The request: Would you output the whole listing below, exactly as it reads?

[Data entries]
* start *
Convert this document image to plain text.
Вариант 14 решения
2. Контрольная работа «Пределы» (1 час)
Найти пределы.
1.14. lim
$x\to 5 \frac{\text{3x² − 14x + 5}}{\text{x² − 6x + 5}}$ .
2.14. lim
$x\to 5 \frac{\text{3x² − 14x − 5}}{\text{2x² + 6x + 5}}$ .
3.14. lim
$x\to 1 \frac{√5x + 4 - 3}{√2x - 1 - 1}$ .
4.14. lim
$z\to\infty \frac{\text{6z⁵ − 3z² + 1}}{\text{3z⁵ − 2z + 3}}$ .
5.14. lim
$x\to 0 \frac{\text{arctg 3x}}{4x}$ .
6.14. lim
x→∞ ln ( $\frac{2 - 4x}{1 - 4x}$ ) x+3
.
* end *
Exercise response:
Convert this document image to plain text.
Вариант 14 решения
2. Контрольная работа «Пределы» (1 час)
Найти пределы.
1.14. lim
$x\to 5 \frac{\text{3x² − 14x + 5}}{\text{x² − 6x + 5}}$ .
2.14. lim
$x\to 5 \frac{\text{3x² − 14x − 5}}{\text{2x² + 6x + 5}}$ .
3.14. lim
$x\to 1 \frac{√5x + 4 - 3}{√2x - 1 - 1}$ .
4.14. lim
$z\to\infty \frac{\text{6z⁵ − 3z² + 1}}{\text{3z⁵ − 2z + 3}}$ .
5.14. lim
$x\to 0 \frac{\text{arctg 3x}}{4x}$ .
6.14. lim
x→∞ ln ( $\frac{2 - 4x}{1 - 4x}$ ) x+3
.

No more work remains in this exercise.